- **STATED TASK**
Repeat each record exactly as written, and drop any images.

- **GIVEN RECORDS**
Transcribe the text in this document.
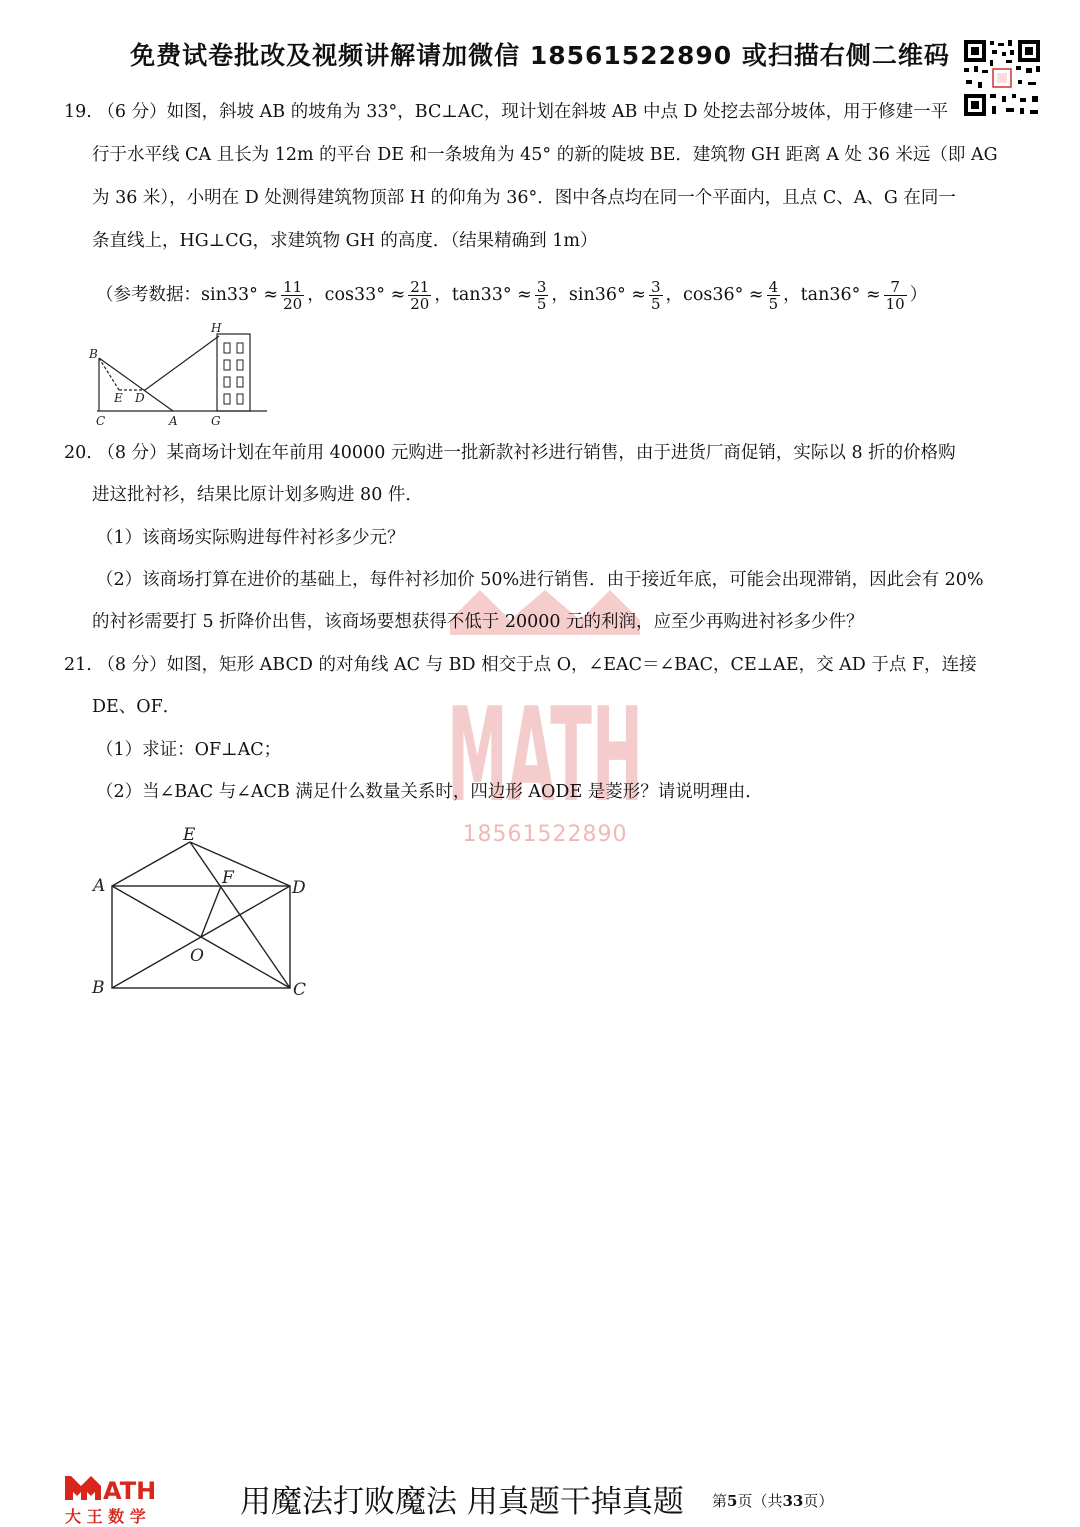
免费试卷批改及视频讲解请加微信 18561522890 或扫描右侧二维码
MATH
18561522890
19. （6 分）如图，斜坡 AB 的坡角为 33°，BC⊥AC，现计划在斜坡 AB 中点 D 处挖去部分坡体，用于修建一平
行于水平线 CA 且长为 12m 的平台 DE 和一条坡角为 45° 的新的陡坡 BE．建筑物 GH 距离 A 处 36 米远（即 AG
为 36 米），小明在 D 处测得建筑物顶部 H 的仰角为 36°．图中各点均在同一个平面内，且点 C、A、G 在同一
条直线上，HG⊥CG，求建筑物 GH 的高度．（结果精确到 1m）
（参考数据：$\sin 33^\circ \approx \frac{11}{20}$ ，$\cos 33^\circ \approx \frac{21}{20}$ ，$\tan 33^\circ \approx \frac{3}{5}$ ，$\sin 36^\circ \approx \frac{3}{5}$ ，$\cos 36^\circ \approx \frac{4}{5}$ ，$\tan 36^\circ \approx \frac{7}{10}$ ）
B
E D
C	A	G
H
20. （8 分）某商场计划在年前用 40000 元购进一批新款衬衫进行销售，由于进货厂商促销，实际以 8 折的价格购
进这批衬衫，结果比原计划多购进 80 件．
（1）该商场实际购进每件衬衫多少元？
（2）该商场打算在进价的基础上，每件衬衫加价 50%进行销售．由于接近年底，可能会出现滞销，因此会有 20%
的衬衫需要打 5 折降价出售，该商场要想获得不低于 20000 元的利润，应至少再购进衬衫多少件？
21. （8 分）如图，矩形 ABCD 的对角线 AC 与 BD 相交于点 O，∠EAC＝∠BAC，CE⊥AE，交 AD 于点 F，连接
DE、OF．
（1）求证：OF⊥AC；
（2）当∠BAC 与∠ACB 满足什么数量关系时，四边形 AODE 是菱形？请说明理由．
E
A	F	D
O
B	C
ATH
大 王 数 学	用魔法打败魔法 用真题干掉真题 第5页（共33页）
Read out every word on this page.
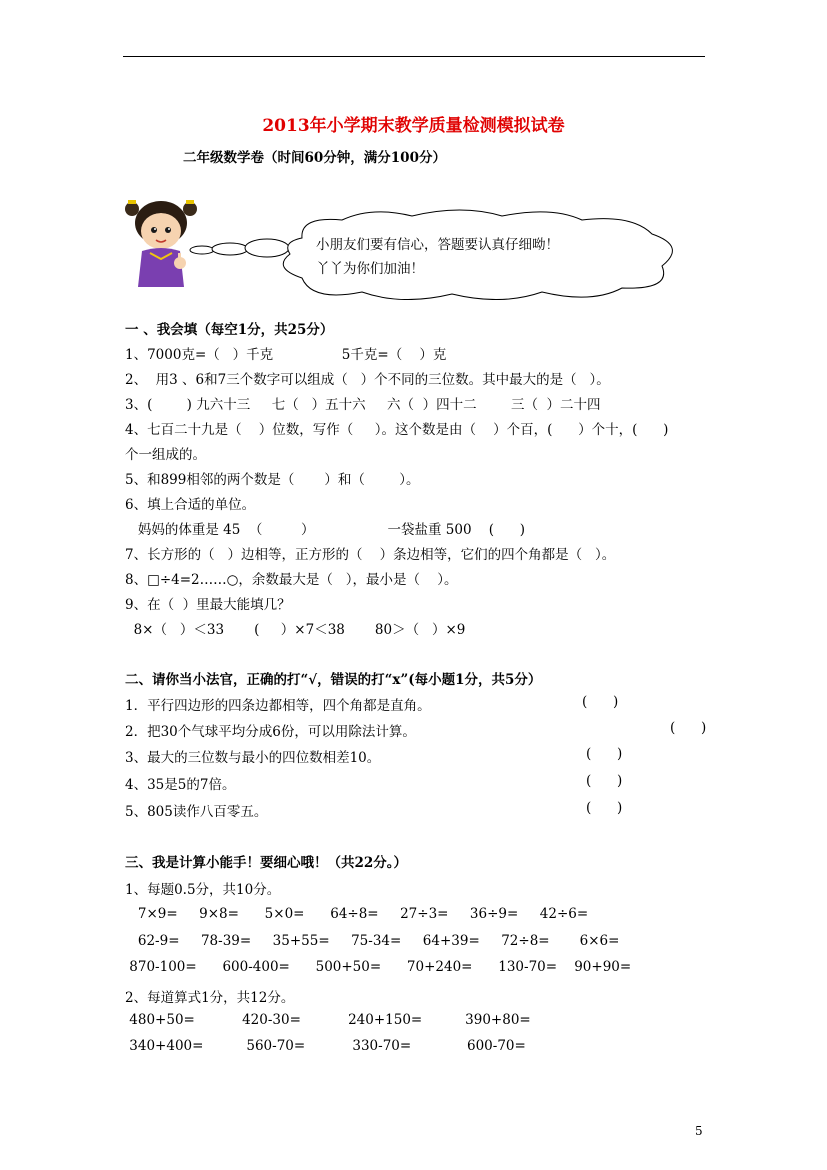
2013年小学期末教学质量检测模拟试卷
二年级数学卷（时间60分钟，满分100分）
小朋友们要有信心，答题要认真仔细呦！
丫丫为你们加油！
一 、我会填（每空1分，共25分）
1、7000克=（   ）千克                5千克=（    ）克
2、  用3 、6和7三个数字可以组成（   ）个不同的三位数。其中最大的是（   ）。
3、(        ) 九六十三     七（   ）五十六     六（  ）四十二        三（  ）二十四
4、七百二十九是（    ）位数，写作（     ）。这个数是由（    ）个百，(      ）个十，(      )
个一组成的。
5、和899相邻的两个数是（       ）和（        ）。
6、填上合适的单位。
妈妈的体重是 45  （         ）                 一袋盐重 500    (      )
7、长方形的（   ）边相等，正方形的（    ）条边相等，它们的四个角都是（   ）。
8、□÷4=2……○，余数最大是（   ），最小是（    ）。
9、在（  ）里最大能填几？
8×（   ）＜33       (     ）×7＜38       80＞（   ）×9
二、请你当小法官，正确的打“√，错误的打“x”(每小题1分，共5分）
1．平行四边形的四条边都相等，四个角都是直角。	(      )
2．把30个气球平均分成6份，可以用除法计算。	(      )
3、最大的三位数与最小的四位数相差10。	(      )
4、35是5的7倍。	(      )
5、805读作八百零五。	(      )
三、我是计算小能手！要细心哦！（共22分。）
1、每题0.5分，共10分。
7×9=     9×8=      5×0=      64÷8=     27÷3=     36÷9=     42÷6=
62-9=     78-39=     35+55=     75-34=     64+39=     72÷8=       6×6=
870-100=      600-400=      500+50=      70+240=      130-70=    90+90=
2、每道算式1分，共12分。
480+50=           420-30=           240+150=          390+80=
340+400=          560-70=           330-70=             600-70=
5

- **CORRECT ANSWER**
Transcribe the text in this document.
免费试卷批改及视频讲解请加微信 18561522890 或扫描右侧二维码
MATH
18561522890
19. （6 分）如图，斜坡 AB 的坡角为 33°，BC⊥AC，现计划在斜坡 AB 中点 D 处挖去部分坡体，用于修建一平
行于水平线 CA 且长为 12m 的平台 DE 和一条坡角为 45° 的新的陡坡 BE．建筑物 GH 距离 A 处 36 米远（即 AG
为 36 米），小明在 D 处测得建筑物顶部 H 的仰角为 36°．图中各点均在同一个平面内，且点 C、A、G 在同一
条直线上，HG⊥CG，求建筑物 GH 的高度．（结果精确到 1m）
（参考数据：$\sin 33^\circ \approx \frac{11}{20}$ ，$\cos 33^\circ \approx \frac{21}{20}$ ，$\tan 33^\circ \approx \frac{3}{5}$ ，$\sin 36^\circ \approx \frac{3}{5}$ ，$\cos 36^\circ \approx \frac{4}{5}$ ，$\tan 36^\circ \approx \frac{7}{10}$ ）
B
E D
C	A	G
H
20. （8 分）某商场计划在年前用 40000 元购进一批新款衬衫进行销售，由于进货厂商促销，实际以 8 折的价格购
进这批衬衫，结果比原计划多购进 80 件．
（1）该商场实际购进每件衬衫多少元？
（2）该商场打算在进价的基础上，每件衬衫加价 50%进行销售．由于接近年底，可能会出现滞销，因此会有 20%
的衬衫需要打 5 折降价出售，该商场要想获得不低于 20000 元的利润，应至少再购进衬衫多少件？
21. （8 分）如图，矩形 ABCD 的对角线 AC 与 BD 相交于点 O，∠EAC＝∠BAC，CE⊥AE，交 AD 于点 F，连接
DE、OF．
（1）求证：OF⊥AC；
（2）当∠BAC 与∠ACB 满足什么数量关系时，四边形 AODE 是菱形？请说明理由．
E
A	F	D
O
B	C
ATH
大 王 数 学	用魔法打败魔法 用真题干掉真题 第5页（共33页）
Read out every word on this page.
2013年小学期末教学质量检测模拟试卷
二年级数学卷（时间60分钟，满分100分）
小朋友们要有信心，答题要认真仔细呦！
丫丫为你们加油！
一 、我会填（每空1分，共25分）
1、7000克=（   ）千克                5千克=（    ）克
2、  用3 、6和7三个数字可以组成（   ）个不同的三位数。其中最大的是（   ）。
3、(        ) 九六十三     七（   ）五十六     六（  ）四十二        三（  ）二十四
4、七百二十九是（    ）位数，写作（     ）。这个数是由（    ）个百，(      ）个十，(      )
个一组成的。
5、和899相邻的两个数是（       ）和（        ）。
6、填上合适的单位。
妈妈的体重是 45  （         ）                 一袋盐重 500    (      )
7、长方形的（   ）边相等，正方形的（    ）条边相等，它们的四个角都是（   ）。
8、□÷4=2……○，余数最大是（   ），最小是（    ）。
9、在（  ）里最大能填几？
8×（   ）＜33       (     ）×7＜38       80＞（   ）×9
二、请你当小法官，正确的打“√，错误的打“x”(每小题1分，共5分）
1．平行四边形的四条边都相等，四个角都是直角。	(      )
2．把30个气球平均分成6份，可以用除法计算。	(      )
3、最大的三位数与最小的四位数相差10。	(      )
4、35是5的7倍。	(      )
5、805读作八百零五。	(      )
三、我是计算小能手！要细心哦！（共22分。）
1、每题0.5分，共10分。
7×9=     9×8=      5×0=      64÷8=     27÷3=     36÷9=     42÷6=
62-9=     78-39=     35+55=     75-34=     64+39=     72÷8=       6×6=
870-100=      600-400=      500+50=      70+240=      130-70=    90+90=
2、每道算式1分，共12分。
480+50=           420-30=           240+150=          390+80=
340+400=          560-70=           330-70=             600-70=
5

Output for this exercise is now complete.